# Start of Excerpt to read
1) how will this be sealed to prevent oil leakage between the parts? You still need to lubricate it so there will be oil burn.
2) how will they prevent blow by between 2 round surfaces without seals or oil?
3) when this heats up it will stall, too much friction.
4) there’s no way to cool this thing.
5) at 25k RPM this thing could make 150lb-ft but at 1000-5000rpm what does it make? 20-30lb-ft? What a joke.
6) How do you maintain this thing?
7) how much will it cost to make?
8) burning hydrogen is inefficient. Just use a fuel cell.
9) how much parasitic losses will this have when having to run all of a cars goodies on top of the wheels?
10) the prototype was already blowing up and it was running off a compressor not fuel.
peceed says
1,2) You don’t, it is the same situation like in turbine blades. Much higher pressure is compensated by “air-gap-seal” length. Micro leaking is not fatal: it air to air or fumes to fumes only. Internal leaking is directly to… air cooling gaps (as far as I understand).
# End of Excerpt to read
— Task instructions —
**A.** Copy the engine discussion above word for word, starting at "5) at 25k RPM" and ending at "as I understand).".
**B.** Write a continuation of the engine discussion above, beginning right after its final sentence.
# Start of Stored records
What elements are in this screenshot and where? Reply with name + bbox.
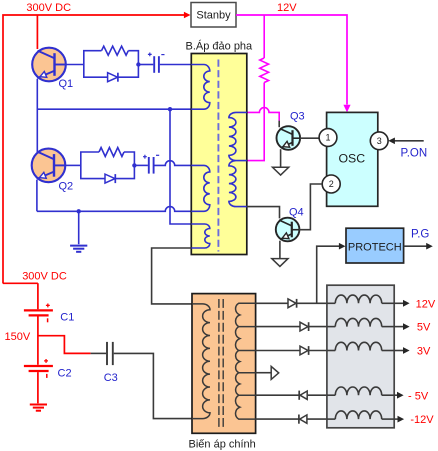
svg-text:B.Áp đảo pha: B.Áp đảo pha: [186, 40, 254, 53]
arrowhead P.ON: [388, 138, 395, 145]
svg-text:3V: 3V: [417, 346, 431, 358]
T1 primary winding 2: [191, 165, 210, 211]
T1 secondary winding: [229, 112, 247, 206]
capacitor Q2 coupling: [148, 157, 150, 174]
wire 3V output row: [256, 350, 300, 352]
ground (red earth): [30, 404, 47, 406]
wire 5V output row: [256, 326, 300, 328]
wire Q1 emitter rail (blue): [37, 108, 191, 110]
junction dot Q2 emitter: [77, 209, 81, 213]
inductor L5: [327, 418, 335, 420]
transistor Q4: [276, 218, 300, 242]
resistor Q1 base (blue): [102, 46, 129, 55]
wire 300V to C1: [3, 283, 38, 309]
pin 3 OSC: [370, 132, 388, 150]
svg-text:P.ON: P.ON: [401, 147, 428, 159]
capacitor C1 (red): [24, 309, 53, 311]
block PROTECH: [346, 228, 404, 263]
arrowhead P.G: [426, 243, 433, 250]
wire to C coupling Q1: [138, 64, 153, 66]
wire dropper to T1 tap (magenta): [247, 83, 264, 161]
filter block (gray): [327, 285, 394, 428]
T1 primary winding 1: [191, 65, 210, 110]
arrowhead 12V: [403, 300, 410, 307]
wire Q1 base: [66, 64, 84, 66]
junction dot Q1 network: [136, 62, 140, 66]
wire to C coupling Q2: [134, 164, 148, 166]
wire Q2 base: [65, 164, 81, 166]
svg-text:PROTECH: PROTECH: [348, 242, 402, 254]
svg-text:C3: C3: [104, 372, 118, 384]
diode D 3V: [300, 346, 308, 355]
wire - 5V output: [394, 394, 398, 396]
inductor L1: [327, 302, 335, 304]
inductor L2: [327, 326, 335, 328]
diode Q2 base (blue): [105, 174, 115, 183]
wire C1 to C2: [37, 317, 39, 365]
T1 primary winding 3: [191, 224, 210, 248]
capacitor Q1 coupling: [153, 56, 155, 73]
wire Q4 emitter to ground: [279, 241, 281, 259]
wire center tap: [256, 372, 272, 374]
wire Q2 network frame: [81, 152, 135, 179]
svg-text:150V: 150V: [5, 331, 31, 343]
svg-text:1: 1: [325, 133, 330, 143]
wire to ground (blue): [78, 211, 80, 244]
wire P.ON input: [391, 140, 423, 142]
arrowhead into Stanby: [184, 12, 191, 19]
wire C to T1 winding2 top (hop): [155, 161, 192, 166]
center tap arrow (hollow): [271, 366, 279, 379]
wire -12V output: [394, 418, 398, 420]
inductor L4: [327, 394, 335, 396]
transformer T2 Bien ap chinh box: [192, 294, 256, 434]
wire Q3 base (black): [278, 121, 280, 128]
wire Q4 collector to OSC pin2: [299, 184, 322, 230]
wire 3V output: [394, 350, 404, 352]
wire center branch down (blue): [170, 109, 192, 224]
ground (blue earth): [70, 245, 87, 247]
svg-text:Stanby: Stanby: [196, 10, 231, 22]
junction dot Q2 network: [132, 163, 136, 167]
inductor L3: [327, 350, 335, 352]
arrowhead 12V into OSC: [343, 105, 350, 113]
transistor Q3: [277, 126, 301, 150]
wire T1 tap to Q3 base (magenta, hop): [247, 108, 279, 121]
wire T1 winding3 to T2 (black): [152, 248, 192, 304]
arrowhead PROTECH input: [339, 243, 346, 250]
svg-text:Q4: Q4: [289, 206, 304, 218]
wire 300V DC top rail (red): [3, 15, 184, 284]
wire 12V rail (magenta): [236, 15, 347, 105]
svg-text:5V: 5V: [417, 322, 431, 334]
svg-text:2: 2: [329, 179, 334, 189]
wire 5V output: [394, 326, 404, 328]
wire Q1 emitter / Q2 collector (blue): [36, 79, 38, 153]
wire 150V branch to C3 (red): [38, 336, 91, 354]
T2 primary winding: [192, 304, 210, 419]
core dashed lines T2: [218, 299, 220, 427]
svg-text:- 5V: - 5V: [408, 390, 429, 402]
pin 2 OSC: [322, 175, 340, 193]
svg-text:-12V: -12V: [410, 414, 434, 426]
wire Q1 collector feed (red): [36, 15, 38, 49]
wire -5V output row: [256, 394, 300, 396]
svg-text:C2: C2: [58, 367, 72, 379]
core dashed line T1: [217, 60, 219, 252]
ground Q3: [273, 167, 289, 175]
wire C2 to ground: [37, 372, 39, 403]
pin 1 OSC: [319, 129, 337, 147]
wire P.G output: [404, 245, 428, 247]
wire 12V output: [394, 302, 404, 304]
wire 12V dropper feed (magenta): [263, 15, 265, 58]
transistor Q1: [32, 48, 66, 82]
svg-text:12V: 12V: [416, 298, 436, 310]
transistor Q2: [32, 149, 66, 183]
capacitor C2 (red): [24, 365, 53, 367]
wire -12V output row: [256, 418, 299, 420]
svg-text:Q2: Q2: [59, 180, 74, 192]
wire C3 to T2 primary bottom: [114, 353, 192, 418]
wire T1 tap to Q4 base (black): [247, 207, 280, 219]
svg-text:12V: 12V: [277, 2, 297, 14]
svg-text:Biến áp chính: Biến áp chính: [189, 439, 256, 451]
transformer T1 B.Ap dao pha box: [191, 54, 247, 255]
wire Q1 network frame: [84, 51, 139, 77]
diode D 5V: [300, 322, 308, 331]
diode D -12V: [298, 415, 300, 424]
diode D -5V: [298, 391, 300, 400]
svg-text:Q1: Q1: [59, 78, 74, 90]
diode Q1 base (blue): [108, 73, 118, 82]
wire Q2 emitter rail (blue, hop): [37, 180, 192, 212]
arrowhead 5V: [403, 323, 410, 330]
resistor 12V dropper (magenta): [260, 58, 269, 83]
resistor Q2 base (blue): [99, 148, 124, 157]
wire C to T1 winding1 top: [160, 64, 192, 66]
arrowhead 3V: [403, 347, 410, 354]
wire Q3 collector to OSC pin1: [300, 137, 319, 139]
diode D 12V: [288, 299, 296, 308]
junction dot emitter rail: [168, 107, 172, 111]
svg-text:OSC: OSC: [338, 151, 365, 165]
svg-text:3: 3: [377, 136, 382, 146]
ground Q4: [272, 259, 288, 267]
wire Q3 emitter to ground: [280, 149, 282, 167]
svg-text:300V DC: 300V DC: [22, 270, 67, 282]
svg-text:C1: C1: [60, 311, 74, 323]
wire 12V output row: [256, 302, 288, 304]
svg-text:300V DC: 300V DC: [26, 2, 71, 14]
T2 secondary winding: [236, 303, 256, 419]
svg-text:Q3: Q3: [290, 111, 305, 123]
block Stanby: [191, 3, 236, 28]
capacitor C3: [106, 342, 108, 365]
wire PROTECH input: [317, 246, 340, 303]
arrowhead -12V: [398, 416, 405, 423]
wire to C3 (black): [91, 352, 107, 354]
arrowhead - 5V: [397, 392, 404, 399]
svg-text:P.G: P.G: [411, 228, 429, 240]
block OSC: [327, 112, 378, 206]
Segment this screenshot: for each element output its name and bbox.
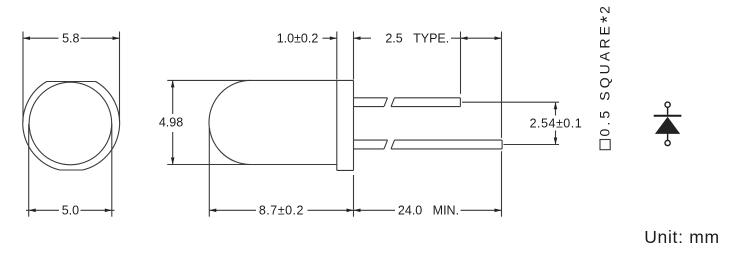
svg-text:8.7±0.2: 8.7±0.2 <box>259 204 304 218</box>
svg-text:5.8: 5.8 <box>62 32 79 46</box>
svg-text:24.0 MIN.: 24.0 MIN. <box>398 204 459 218</box>
svg-text:0.5 SQUARE*2: 0.5 SQUARE*2 <box>597 3 618 137</box>
svg-text:Unit: mm: Unit: mm <box>644 227 720 247</box>
svg-text:2.5 TYPE.: 2.5 TYPE. <box>385 31 449 45</box>
svg-text:2.54±0.1: 2.54±0.1 <box>530 116 583 130</box>
svg-text:4.98: 4.98 <box>159 116 183 130</box>
svg-text:1.0±0.2: 1.0±0.2 <box>277 32 319 46</box>
svg-text:5.0: 5.0 <box>62 204 79 218</box>
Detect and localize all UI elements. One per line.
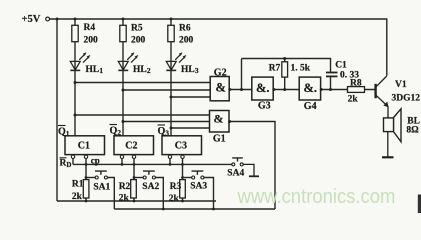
svg-text:SA2: SA2 [142, 182, 159, 192]
svg-text:1. 5k: 1. 5k [291, 64, 311, 74]
svg-text:&: & [216, 81, 226, 95]
ground [382, 156, 394, 158]
resistor R6 [168, 25, 174, 41]
pin cp C3 [181, 155, 184, 158]
svg-text:SA4: SA4 [227, 169, 244, 179]
svg-text:R8: R8 [350, 79, 362, 89]
svg-text:RD: RD [60, 159, 72, 170]
wire cp1 column [85, 155, 87, 201]
svg-text:&.: &. [256, 81, 270, 95]
LED HL1 [70, 54, 89, 70]
wire bottom rail B [114, 208, 275, 210]
svg-text:R4: R4 [84, 23, 96, 33]
svg-text:V1: V1 [395, 80, 407, 90]
pin RD C3 [168, 155, 171, 158]
gate G3 box [252, 77, 273, 100]
wire G1 output to rail B [229, 122, 275, 210]
wire SA2 to rail B [155, 178, 163, 210]
wire cp2 column [133, 155, 135, 201]
gate G4 box [299, 77, 320, 100]
resistor R5 [120, 25, 126, 41]
svg-text:www.cntronics.com: www.cntronics.com [237, 187, 396, 209]
svg-text:&: & [214, 112, 224, 126]
wire bottom rail A [57, 200, 216, 202]
svg-text:SA1: SA1 [93, 183, 110, 193]
svg-text:R2: R2 [119, 182, 131, 192]
node Q2 column wire [122, 19, 124, 136]
wire Q2 to G1 input 2 [123, 121, 210, 123]
wire Q3 to G2 input 3 [171, 96, 210, 98]
svg-text:C1: C1 [335, 61, 347, 71]
resistor R3 [180, 180, 186, 198]
svg-text:G2: G2 [214, 68, 227, 79]
svg-text:C3: C3 [175, 141, 187, 152]
speaker BL [384, 118, 394, 132]
svg-text:SA3: SA3 [190, 182, 207, 192]
svg-text:200: 200 [179, 36, 194, 46]
wire RD pin C2 [121, 155, 123, 165]
wire Q2 to G2 input 2 [123, 89, 210, 91]
wire SA1 to rail B [107, 178, 114, 210]
wire Q3 to G1 input 3 [171, 127, 210, 129]
svg-text:R1: R1 [72, 180, 84, 190]
svg-text:R7: R7 [269, 64, 281, 74]
wire C1 lower lead [330, 76, 332, 89]
flip-flop C2 box [114, 136, 154, 155]
wire RD pin C1 [72, 155, 74, 165]
switch SA4 [232, 158, 259, 176]
LED HL2 [118, 54, 137, 70]
svg-text:R3: R3 [170, 182, 182, 192]
wire SA3 branch [183, 177, 192, 179]
wire G3 output to G4 input [273, 89, 299, 91]
LED HL3 [166, 54, 185, 70]
svg-text:3DG12: 3DG12 [392, 94, 421, 104]
wire SA1 branch [86, 177, 95, 179]
wire SA3 to rail B [204, 178, 214, 210]
switch SA1 [95, 171, 107, 179]
svg-text:2k: 2k [169, 194, 180, 204]
wire RD pin C3 [169, 155, 171, 165]
resistor R1 [83, 180, 89, 198]
pin RD C2 [120, 155, 123, 158]
resistor R7 [282, 62, 288, 77]
svg-text:2k: 2k [119, 194, 130, 204]
wire G2 output to G3 input [229, 89, 252, 91]
wire cp3 column [182, 155, 184, 201]
svg-text:R6: R6 [179, 24, 191, 34]
svg-text:200: 200 [131, 36, 146, 46]
wire SA2 branch [134, 177, 143, 179]
svg-text:2k: 2k [72, 192, 83, 202]
svg-text:HL1: HL1 [86, 65, 104, 75]
svg-text:R5: R5 [131, 24, 143, 34]
pin cp C2 [132, 155, 135, 158]
svg-text:G4: G4 [304, 101, 317, 112]
svg-text:Q1: Q1 [58, 127, 70, 139]
wire Q1 to G1 input 1 [75, 114, 210, 116]
svg-text:200: 200 [84, 36, 99, 46]
svg-text:2k: 2k [348, 95, 359, 105]
wire feedback vertical [241, 59, 243, 90]
svg-text:C1: C1 [78, 141, 90, 152]
svg-text:G1: G1 [213, 134, 226, 145]
terminal +5V [46, 17, 50, 21]
resistor R4 [72, 25, 78, 41]
svg-text:Q2: Q2 [110, 126, 122, 138]
wire G4 output to transistor base [321, 89, 375, 91]
switch SA2 [143, 171, 155, 179]
svg-text:C2: C2 [125, 141, 137, 152]
wire Q1 to G2 input 1 [75, 82, 210, 84]
op-amp gate G2 box [210, 77, 229, 101]
pin cp C1 [84, 155, 87, 158]
node Q3 column wire [170, 19, 172, 136]
wire speaker to ground [387, 132, 389, 157]
gate G1 box [210, 111, 230, 133]
switch SA3 [192, 171, 204, 179]
flip-flop C1 box [65, 136, 105, 155]
scan artifact bar bottom right [418, 195, 421, 214]
resistor R2 [131, 180, 137, 198]
wire top +5V rail [50, 19, 387, 76]
capacitor C1 [326, 73, 338, 77]
svg-text:Q3: Q3 [158, 126, 170, 138]
transistor V1 [376, 76, 388, 118]
svg-text:G3: G3 [258, 101, 271, 112]
svg-text:&.: &. [304, 81, 318, 95]
svg-text:HL2: HL2 [133, 65, 151, 75]
svg-text:HL3: HL3 [181, 65, 199, 75]
svg-text:+5V: +5V [22, 14, 41, 25]
wire feedback top to C1 [242, 59, 331, 73]
flip-flop C3 box [162, 136, 202, 155]
node Q1 column wire [74, 19, 76, 136]
wire RD line [73, 163, 232, 165]
pin RD C1 [71, 155, 74, 158]
resistor R8 [348, 87, 365, 93]
wire left rail [56, 19, 58, 201]
svg-text:cp: cp [91, 156, 100, 166]
wire R7 leads [284, 59, 286, 90]
svg-text:8Ω: 8Ω [406, 126, 419, 136]
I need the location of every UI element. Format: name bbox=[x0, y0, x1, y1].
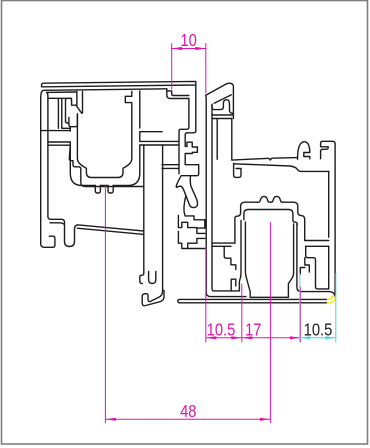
dim105R arrow right bbox=[325, 336, 336, 339]
sash right arm top bbox=[305, 240, 329, 242]
frame J-hook outer bbox=[142, 290, 164, 305]
frame body top inner bbox=[47, 92, 77, 219]
sash rebate floor top bbox=[232, 158, 298, 161]
svg-text:10: 10 bbox=[180, 31, 196, 51]
sash right cap bbox=[321, 141, 336, 296]
sash right floor bbox=[301, 292, 335, 297]
frame bottom ledge2 bbox=[50, 223, 65, 225]
stem right outer bbox=[288, 224, 293, 297]
U-channel foot left bbox=[95, 186, 100, 194]
frame bottom web bot bbox=[77, 228, 144, 234]
dim48 arrow right bbox=[260, 418, 271, 421]
sash left arm bot bbox=[212, 245, 231, 247]
dim105L line bbox=[206, 337, 242, 339]
frame upstand inner bbox=[179, 99, 189, 174]
sash hook cavity bbox=[212, 100, 233, 114]
sash bead channel bbox=[217, 119, 232, 160]
dim17 line bbox=[242, 337, 301, 339]
dim17 arrow left bbox=[242, 336, 253, 339]
stem left inner bbox=[245, 222, 250, 297]
U-channel inner bbox=[77, 91, 131, 177]
frame body top line2 bbox=[44, 89, 167, 91]
dim105R arrow left bbox=[300, 336, 311, 339]
frame bottom cup bbox=[62, 219, 78, 246]
dim105R ext left bbox=[299, 274, 301, 343]
interlock upper hook bbox=[185, 216, 205, 220]
frame bead seat bbox=[167, 89, 189, 99]
frame top cap bbox=[42, 81, 196, 86]
stem right inner bbox=[297, 225, 301, 292]
frame right web b bbox=[140, 144, 179, 146]
dim48 ext right bbox=[269, 223, 271, 423]
sash inner right wall bbox=[328, 171, 330, 289]
sash hook inner diag bbox=[214, 95, 231, 103]
frame staircase bbox=[69, 145, 144, 186]
U-channel outer left bbox=[70, 91, 140, 186]
frame body top outer bbox=[41, 90, 55, 247]
dim105R ext right bbox=[335, 274, 337, 343]
sash rebate floor bot bbox=[234, 164, 329, 172]
frame upstand outer bbox=[181, 85, 199, 176]
sash outer left wall bbox=[206, 95, 246, 296]
dim105L ext right bbox=[241, 284, 243, 342]
frame flipper gasket bbox=[176, 176, 197, 208]
dim105R line bbox=[300, 337, 336, 339]
sash left comb a bbox=[224, 246, 236, 269]
dome inner bbox=[244, 210, 297, 225]
frame lower hook cup bbox=[66, 114, 78, 127]
svg-text:48: 48 bbox=[180, 402, 196, 422]
frame right web d bbox=[162, 167, 179, 169]
sash hook outer bbox=[206, 83, 234, 95]
dim10 ext right bbox=[205, 44, 207, 94]
dim48 ext left bbox=[104, 186, 106, 423]
interlock lower teeth bbox=[178, 232, 204, 249]
frame flipper tail bbox=[184, 196, 186, 216]
frame J-hook inner bbox=[144, 291, 162, 302]
dim105L arrow left bbox=[206, 336, 217, 339]
frame web lower line bbox=[48, 144, 70, 146]
U-channel foot right bbox=[108, 186, 113, 194]
frame right web c bbox=[162, 164, 179, 166]
sash slab top bbox=[250, 296, 288, 298]
frame left box divider bbox=[41, 98, 72, 130]
sash hook ledge bbox=[212, 93, 233, 119]
sash right arm bot bbox=[306, 245, 329, 247]
interlock lower band bbox=[188, 248, 205, 250]
sash inner left wall bbox=[212, 105, 239, 291]
yellow corner arc bbox=[328, 295, 336, 303]
interlock mid hook bbox=[197, 220, 205, 234]
dim17 arrow right bbox=[290, 336, 301, 339]
stem left outer bbox=[239, 221, 241, 291]
dim105L ext left bbox=[205, 248, 207, 342]
sash left comb b bbox=[231, 279, 236, 291]
sash floor stub hook bbox=[234, 164, 241, 178]
svg-text:10.5: 10.5 bbox=[304, 320, 333, 340]
svg-text:17: 17 bbox=[245, 320, 261, 340]
sash left arm top bbox=[212, 242, 235, 244]
sash slab mid bbox=[178, 299, 328, 302]
dim105L arrow right bbox=[231, 336, 242, 339]
frame right web a bbox=[140, 140, 179, 142]
frame divider left bbox=[140, 145, 144, 283]
dim10 line bbox=[172, 48, 206, 50]
frame divider right bbox=[149, 145, 163, 291]
frame web upper line bbox=[48, 141, 70, 143]
frame gasket bar bbox=[66, 98, 77, 121]
dim48 line bbox=[105, 418, 270, 420]
frame right web top bbox=[140, 131, 162, 133]
dome outer bbox=[235, 196, 305, 243]
dim17 ext right bbox=[299, 287, 301, 342]
frame bottom web top bbox=[77, 225, 144, 231]
dim10 arrow left bbox=[172, 47, 183, 50]
interlock wall left bbox=[178, 216, 197, 229]
dim10 arrow right bbox=[195, 47, 206, 50]
sash right comb bbox=[300, 258, 309, 274]
frame vee notch bbox=[76, 92, 82, 114]
sash ledge hump bbox=[298, 142, 310, 160]
svg-text:10.5: 10.5 bbox=[207, 320, 236, 340]
sash right channel L-wall bbox=[306, 246, 329, 289]
dim10 ext left bbox=[171, 44, 173, 90]
dim48 arrow left bbox=[105, 418, 116, 421]
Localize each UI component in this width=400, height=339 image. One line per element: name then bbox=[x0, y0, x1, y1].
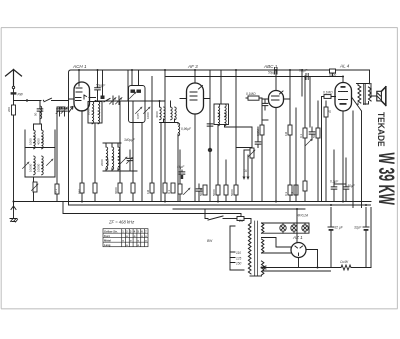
svg-text:50µµF: 50µµF bbox=[96, 84, 106, 88]
svg-text:4F/0,2A: 4F/0,2A bbox=[297, 214, 308, 218]
svg-text:32 µF: 32 µF bbox=[335, 226, 344, 230]
svg-text:ZF = 468 kHz: ZF = 468 kHz bbox=[108, 220, 135, 225]
svg-text:150: 150 bbox=[236, 262, 242, 266]
svg-text:1M: 1M bbox=[284, 131, 288, 136]
svg-text:TA: TA bbox=[243, 169, 247, 173]
svg-text:5000: 5000 bbox=[230, 189, 234, 196]
svg-text:W 39 KW: W 39 KW bbox=[374, 153, 399, 206]
svg-text:550: 550 bbox=[78, 189, 82, 194]
svg-text:Gelber Str.: Gelber Str. bbox=[104, 229, 118, 233]
svg-text:10000: 10000 bbox=[37, 163, 41, 172]
svg-text:1000: 1000 bbox=[146, 112, 150, 119]
svg-text:0,1: 0,1 bbox=[299, 133, 303, 138]
svg-text:125: 125 bbox=[236, 257, 242, 261]
svg-text:50: 50 bbox=[34, 112, 38, 116]
svg-text:2000: 2000 bbox=[100, 159, 104, 166]
svg-text:50000: 50000 bbox=[199, 187, 203, 196]
svg-text:50µF: 50µF bbox=[177, 165, 185, 169]
svg-text:AF 3: AF 3 bbox=[187, 64, 198, 69]
svg-text:2A: 2A bbox=[238, 219, 243, 223]
svg-text:0,1MΩ: 0,1MΩ bbox=[246, 92, 256, 96]
svg-text:AZ 1: AZ 1 bbox=[292, 235, 303, 240]
svg-text:0,1: 0,1 bbox=[167, 189, 171, 194]
svg-text:ABC 1: ABC 1 bbox=[263, 64, 278, 69]
svg-text:Lang: Lang bbox=[104, 243, 111, 247]
svg-text:110: 110 bbox=[236, 251, 241, 255]
svg-text:ACH 1: ACH 1 bbox=[72, 64, 87, 69]
svg-text:70: 70 bbox=[328, 110, 332, 114]
svg-text:50µµF: 50µµF bbox=[268, 71, 278, 75]
svg-text:0,96µF: 0,96µF bbox=[181, 127, 192, 131]
svg-text:0,1µF: 0,1µF bbox=[299, 69, 308, 73]
svg-text:0,1MΩ: 0,1MΩ bbox=[323, 91, 333, 95]
svg-text:5000: 5000 bbox=[212, 189, 216, 196]
svg-text:2000: 2000 bbox=[87, 108, 91, 115]
svg-text:Mittel: Mittel bbox=[104, 238, 111, 242]
svg-text:Cu/W: Cu/W bbox=[340, 260, 349, 264]
svg-text:340µµF: 340µµF bbox=[124, 138, 136, 142]
svg-text:5M: 5M bbox=[312, 133, 316, 138]
svg-text:4000: 4000 bbox=[155, 111, 159, 118]
svg-text:50µF: 50µF bbox=[348, 184, 356, 188]
svg-text:0,3: 0,3 bbox=[284, 191, 288, 196]
svg-text:32µF: 32µF bbox=[354, 226, 362, 230]
svg-text:3000: 3000 bbox=[106, 159, 110, 166]
svg-text:5000: 5000 bbox=[329, 73, 336, 77]
svg-text:1000: 1000 bbox=[29, 138, 33, 145]
svg-text:TEKADE: TEKADE bbox=[376, 112, 387, 147]
svg-text:473: 473 bbox=[54, 189, 58, 194]
svg-text:6000: 6000 bbox=[114, 187, 118, 194]
svg-text:0,1µF: 0,1µF bbox=[330, 180, 339, 184]
svg-text:1M: 1M bbox=[146, 189, 150, 194]
svg-text:0,5M: 0,5M bbox=[256, 129, 260, 136]
svg-text:200: 200 bbox=[7, 107, 11, 112]
svg-text:0,1: 0,1 bbox=[290, 191, 294, 196]
svg-text:4000: 4000 bbox=[37, 138, 41, 145]
svg-text:10000: 10000 bbox=[29, 163, 33, 172]
svg-text:Kurz: Kurz bbox=[104, 234, 111, 238]
svg-text:AL 4: AL 4 bbox=[339, 64, 350, 69]
svg-text:0,05: 0,05 bbox=[136, 113, 140, 119]
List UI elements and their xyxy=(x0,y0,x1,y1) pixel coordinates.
# End of Stored records
— Exercise responses —
**A.**
5) at 25k RPM this thing could make 150lb-ft but at 1000-5000rpm what does it make? 20-30lb-ft? What a joke.
6) How do you maintain this thing?
7) how much will it cost to make?
8) burning hydrogen is inefficient. Just use a fuel cell.
9) how much parasitic losses will this have when having to run all of a cars goodies on top of the wheels?
10) the prototype was already blowing up and it was running off a compressor not fuel.
peceed says
1,2) You don’t, it is the same situation like in turbine blades. Much higher pressure is compensated by “air-gap-seal” length. Micro leaking is not fatal: it air to air or fumes to fumes only. Internal leaking is directly to… air cooling gaps (as far as I understand).

**B.**
Perfect loss of friction is compensation for this.
3) There is no friction by design… bearings are cold.
4) It is split-cycle engine. You don’t need to cool work “cylinder”, it is designed to be hot (as aircraft turbine). This way it can be isolated.
5) I think opposite is true, max torque for 5k rpm. Practical rpm is probably much lower than 25k, but it gives huge elasticity to the engine, I suppose they can remove gearbox from vehicle (just reductor ( with clutch ) is sufficient.
6) No apparent difficulties..
7) 450 USD (but it is not a selling price, I suppose that aircraft worthy can be around 10-20K )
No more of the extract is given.